[Part of a data file]
━━━━━━━━━━━━━━━━

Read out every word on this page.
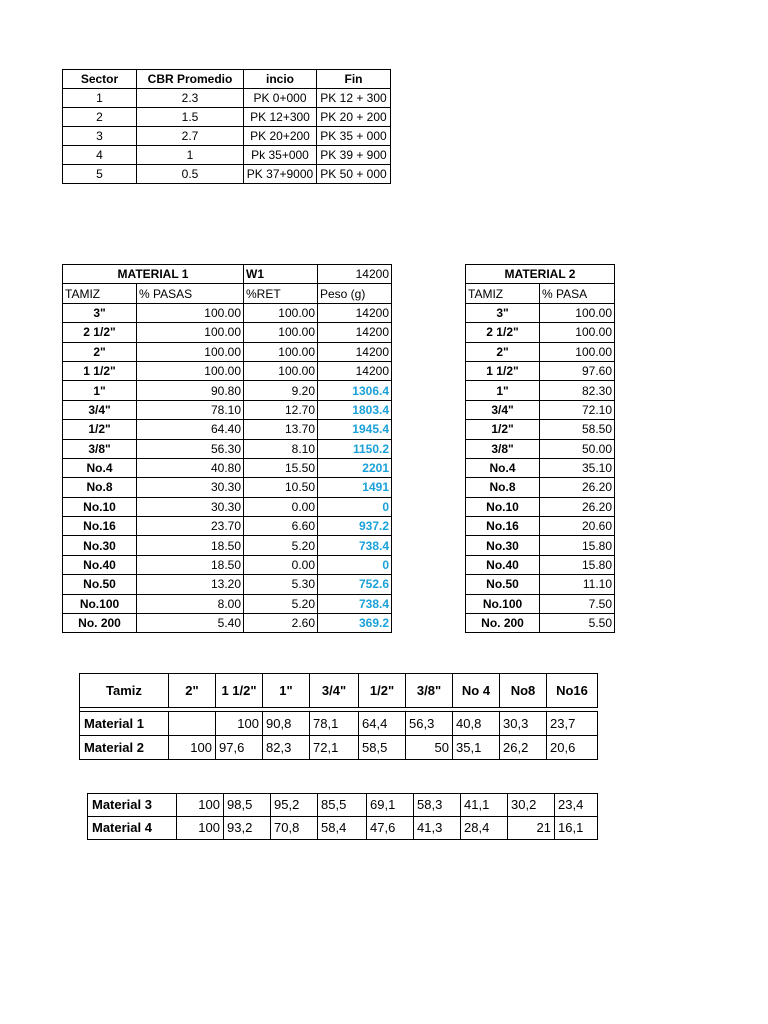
Sector	CBR Promedio	incio	Fin
1	2.3	PK 0+000	PK 12 + 300
2	1.5	PK 12+300	PK 20 + 200
3	2.7	PK 20+200	PK 35 + 000
4	1	Pk 35+000	PK 39 + 900
5	0.5	PK 37+9000	PK 50 + 000
MATERIAL 1		W1	14200
TAMIZ	% PASAS	%RET	Peso (g)
3"	100.00	100.00	14200
2 1/2"	100.00	100.00	14200
2"	100.00	100.00	14200
1 1/2"	100.00	100.00	14200
1"	90.80	9.20	1306.4
3/4"	78.10	12.70	1803.4
1/2"	64.40	13.70	1945.4
3/8"	56.30	8.10	1150.2
No.4	40.80	15.50	2201
No.8	30.30	10.50	1491
No.10	30.30	0.00	0
No.16	23.70	6.60	937.2
No.30	18.50	5.20	738.4
No.40	18.50	0.00	0
No.50	13.20	5.30	752.6
No.100	8.00	5.20	738.4
No. 200	5.40	2.60	369.2
MATERIAL 2	
TAMIZ	% PASA
3"	100.00
2 1/2"	100.00
2"	100.00
1 1/2"	97.60
1"	82.30
3/4"	72.10
1/2"	58.50
3/8"	50.00
No.4	35.10
No.8	26.20
No.10	26.20
No.16	20.60
No.30	15.80
No.40	15.80
No.50	11.10
No.100	7.50
No. 200	5.50
Tamiz	2"	1 1/2"	1"	3/4"	1/2"	3/8"	No 4	No8	No16

Material 1		100	90,8	78,1	64,4	56,3	40,8	30,3	23,7
Material 2	100	97,6	82,3	72,1	58,5	50	35,1	26,2	20,6
Material 3	100	98,5	95,2	85,5	69,1	58,3	41,1	30,2	23,4
Material 4	100	93,2	70,8	58,4	47,6	41,3	28,4	21	16,1
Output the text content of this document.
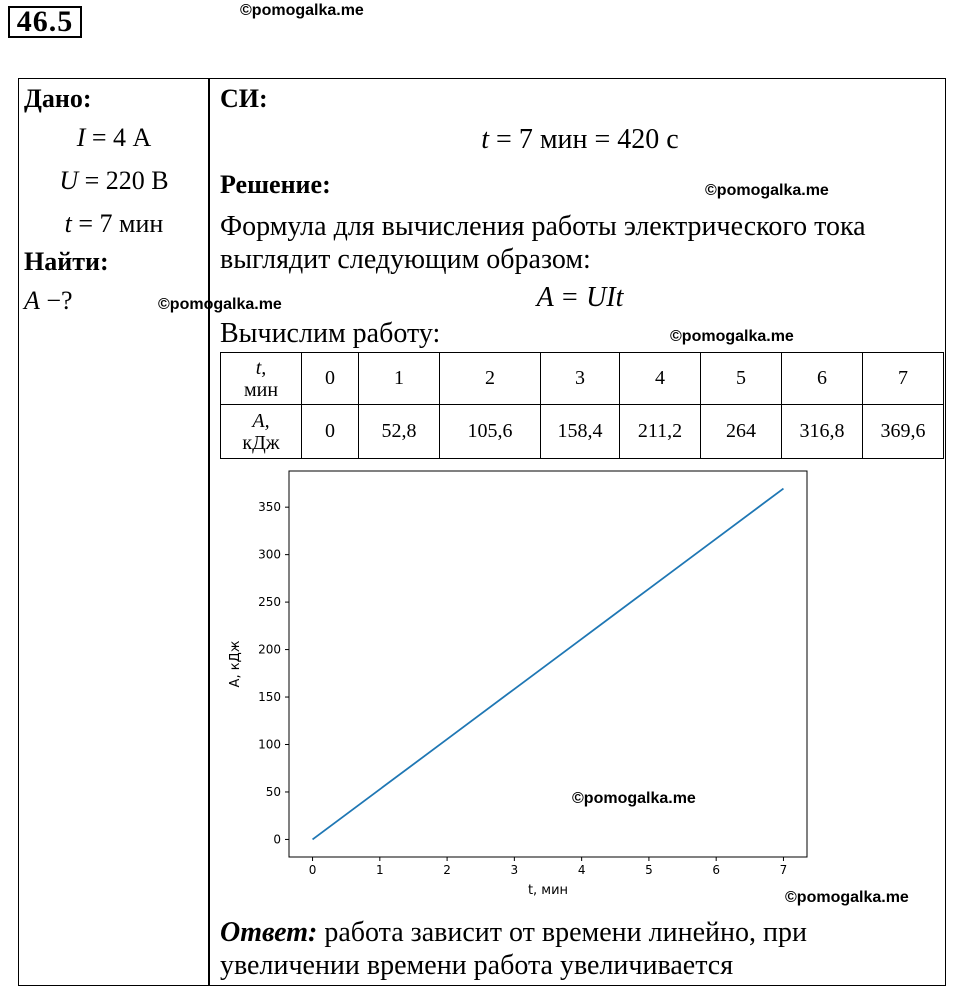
46.5	©pomogalka.me
Дано:
I = 4 А
U = 220 В
t = 7 мин
Найти:
A −?	©pomogalka.me
СИ:
t = 7 мин = 420 с
Решение:	©pomogalka.me
Формула для вычисления работы электрического тока выглядит следующим образом:
A = UIt
Вычислим работу:	©pomogalka.me
t,
мин	0	1	2	3	4	5	6	7

A,
кДж	0	52,8	105,6	158,4	211,2	264	316,8	369,6
0	1	2	3	4	5	6	7
0
50
100
150
200
250
300
350
t, мин
А, кДж
©pomogalka.me
©pomogalka.me
Ответ: работа зависит от времени линейно, при увеличении времени работа увеличивается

━━━━━━━━━━━━━━━━

◆ **Exercise task**
Gather every line from the listing above in which the word "pomogalka" appears.

◆ **Exercise response**
46.5	©pomogalka.me
A −?	©pomogalka.me
Решение:	©pomogalka.me
Вычислим работу:	©pomogalka.me
©pomogalka.me
©pomogalka.me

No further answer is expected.